Goal: Would you output the whole listing below, exactly as it reads?

Dataset:
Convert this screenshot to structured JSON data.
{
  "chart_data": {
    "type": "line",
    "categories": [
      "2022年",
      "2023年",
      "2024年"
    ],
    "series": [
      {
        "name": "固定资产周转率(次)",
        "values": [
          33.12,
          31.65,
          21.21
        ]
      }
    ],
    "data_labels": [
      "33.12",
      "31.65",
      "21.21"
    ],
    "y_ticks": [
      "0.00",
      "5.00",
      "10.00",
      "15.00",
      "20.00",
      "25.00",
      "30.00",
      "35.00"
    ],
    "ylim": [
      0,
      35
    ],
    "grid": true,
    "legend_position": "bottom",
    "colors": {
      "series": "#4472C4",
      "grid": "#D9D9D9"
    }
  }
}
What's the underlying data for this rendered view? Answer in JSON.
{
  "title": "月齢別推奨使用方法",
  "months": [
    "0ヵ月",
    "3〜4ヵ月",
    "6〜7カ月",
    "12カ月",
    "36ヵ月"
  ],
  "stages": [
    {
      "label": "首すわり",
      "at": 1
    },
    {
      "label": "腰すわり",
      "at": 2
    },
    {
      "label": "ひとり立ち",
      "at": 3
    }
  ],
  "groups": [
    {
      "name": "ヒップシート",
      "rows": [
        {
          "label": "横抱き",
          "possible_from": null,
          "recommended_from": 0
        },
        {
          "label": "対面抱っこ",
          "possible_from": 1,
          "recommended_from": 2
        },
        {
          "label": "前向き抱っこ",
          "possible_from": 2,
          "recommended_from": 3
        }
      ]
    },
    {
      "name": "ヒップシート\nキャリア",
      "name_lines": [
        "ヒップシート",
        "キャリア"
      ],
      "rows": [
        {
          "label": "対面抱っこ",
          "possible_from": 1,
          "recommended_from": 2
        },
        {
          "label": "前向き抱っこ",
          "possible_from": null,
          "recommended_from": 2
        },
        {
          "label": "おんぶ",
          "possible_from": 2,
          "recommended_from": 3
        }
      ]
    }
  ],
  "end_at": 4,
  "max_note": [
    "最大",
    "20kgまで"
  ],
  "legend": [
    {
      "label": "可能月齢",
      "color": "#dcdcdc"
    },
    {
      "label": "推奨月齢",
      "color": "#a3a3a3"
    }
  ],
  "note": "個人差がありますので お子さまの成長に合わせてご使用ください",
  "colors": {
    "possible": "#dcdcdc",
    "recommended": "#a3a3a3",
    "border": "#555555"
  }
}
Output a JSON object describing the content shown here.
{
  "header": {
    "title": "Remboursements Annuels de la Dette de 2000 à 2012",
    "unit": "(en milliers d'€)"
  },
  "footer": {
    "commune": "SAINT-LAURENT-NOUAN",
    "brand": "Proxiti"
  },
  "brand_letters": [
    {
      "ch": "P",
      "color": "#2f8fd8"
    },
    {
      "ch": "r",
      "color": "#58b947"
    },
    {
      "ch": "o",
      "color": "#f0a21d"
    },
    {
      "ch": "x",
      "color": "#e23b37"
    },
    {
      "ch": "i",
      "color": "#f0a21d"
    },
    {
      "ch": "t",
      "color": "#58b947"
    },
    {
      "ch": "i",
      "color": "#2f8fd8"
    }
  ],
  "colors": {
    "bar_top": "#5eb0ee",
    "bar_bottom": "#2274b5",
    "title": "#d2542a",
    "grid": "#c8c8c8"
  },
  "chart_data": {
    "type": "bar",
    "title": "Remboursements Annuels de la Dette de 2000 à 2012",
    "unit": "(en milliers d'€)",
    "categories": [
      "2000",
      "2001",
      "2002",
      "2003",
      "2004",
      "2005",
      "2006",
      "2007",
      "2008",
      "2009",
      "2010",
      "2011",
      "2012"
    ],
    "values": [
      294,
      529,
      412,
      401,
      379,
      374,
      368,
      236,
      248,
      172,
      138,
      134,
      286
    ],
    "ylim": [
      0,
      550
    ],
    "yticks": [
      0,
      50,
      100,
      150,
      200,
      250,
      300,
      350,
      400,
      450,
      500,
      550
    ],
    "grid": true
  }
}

Task solution:
Convert this screenshot to structured JSON data.
{
  "chart_data": {
    "type": "line",
    "categories": [
      "2022年",
      "2023年",
      "2024年"
    ],
    "series": [
      {
        "name": "固定资产周转率(次)",
        "values": [
          33.12,
          31.65,
          21.21
        ]
      }
    ],
    "data_labels": [
      "33.12",
      "31.65",
      "21.21"
    ],
    "y_ticks": [
      "0.00",
      "5.00",
      "10.00",
      "15.00",
      "20.00",
      "25.00",
      "30.00",
      "35.00"
    ],
    "ylim": [
      0,
      35
    ],
    "grid": true,
    "legend_position": "bottom",
    "colors": {
      "series": "#4472C4",
      "grid": "#D9D9D9"
    }
  }
}
What's the underlying data for this rendered view? Answer in JSON.
{
  "title": "月齢別推奨使用方法",
  "months": [
    "0ヵ月",
    "3〜4ヵ月",
    "6〜7カ月",
    "12カ月",
    "36ヵ月"
  ],
  "stages": [
    {
      "label": "首すわり",
      "at": 1
    },
    {
      "label": "腰すわり",
      "at": 2
    },
    {
      "label": "ひとり立ち",
      "at": 3
    }
  ],
  "groups": [
    {
      "name": "ヒップシート",
      "rows": [
        {
          "label": "横抱き",
          "possible_from": null,
          "recommended_from": 0
        },
        {
          "label": "対面抱っこ",
          "possible_from": 1,
          "recommended_from": 2
        },
        {
          "label": "前向き抱っこ",
          "possible_from": 2,
          "recommended_from": 3
        }
      ]
    },
    {
      "name": "ヒップシート\nキャリア",
      "name_lines": [
        "ヒップシート",
        "キャリア"
      ],
      "rows": [
        {
          "label": "対面抱っこ",
          "possible_from": 1,
          "recommended_from": 2
        },
        {
          "label": "前向き抱っこ",
          "possible_from": null,
          "recommended_from": 2
        },
        {
          "label": "おんぶ",
          "possible_from": 2,
          "recommended_from": 3
        }
      ]
    }
  ],
  "end_at": 4,
  "max_note": [
    "最大",
    "20kgまで"
  ],
  "legend": [
    {
      "label": "可能月齢",
      "color": "#dcdcdc"
    },
    {
      "label": "推奨月齢",
      "color": "#a3a3a3"
    }
  ],
  "note": "個人差がありますので お子さまの成長に合わせてご使用ください",
  "colors": {
    "possible": "#dcdcdc",
    "recommended": "#a3a3a3",
    "border": "#555555"
  }
}
Output a JSON object describing the content shown here.
{
  "header": {
    "title": "Remboursements Annuels de la Dette de 2000 à 2012",
    "unit": "(en milliers d'€)"
  },
  "footer": {
    "commune": "SAINT-LAURENT-NOUAN",
    "brand": "Proxiti"
  },
  "brand_letters": [
    {
      "ch": "P",
      "color": "#2f8fd8"
    },
    {
      "ch": "r",
      "color": "#58b947"
    },
    {
      "ch": "o",
      "color": "#f0a21d"
    },
    {
      "ch": "x",
      "color": "#e23b37"
    },
    {
      "ch": "i",
      "color": "#f0a21d"
    },
    {
      "ch": "t",
      "color": "#58b947"
    },
    {
      "ch": "i",
      "color": "#2f8fd8"
    }
  ],
  "colors": {
    "bar_top": "#5eb0ee",
    "bar_bottom": "#2274b5",
    "title": "#d2542a",
    "grid": "#c8c8c8"
  },
  "chart_data": {
    "type": "bar",
    "title": "Remboursements Annuels de la Dette de 2000 à 2012",
    "unit": "(en milliers d'€)",
    "categories": [
      "2000",
      "2001",
      "2002",
      "2003",
      "2004",
      "2005",
      "2006",
      "2007",
      "2008",
      "2009",
      "2010",
      "2011",
      "2012"
    ],
    "values": [
      294,
      529,
      412,
      401,
      379,
      374,
      368,
      236,
      248,
      172,
      138,
      134,
      286
    ],
    "ylim": [
      0,
      550
    ],
    "yticks": [
      0,
      50,
      100,
      150,
      200,
      250,
      300,
      350,
      400,
      450,
      500,
      550
    ],
    "grid": true
  }
}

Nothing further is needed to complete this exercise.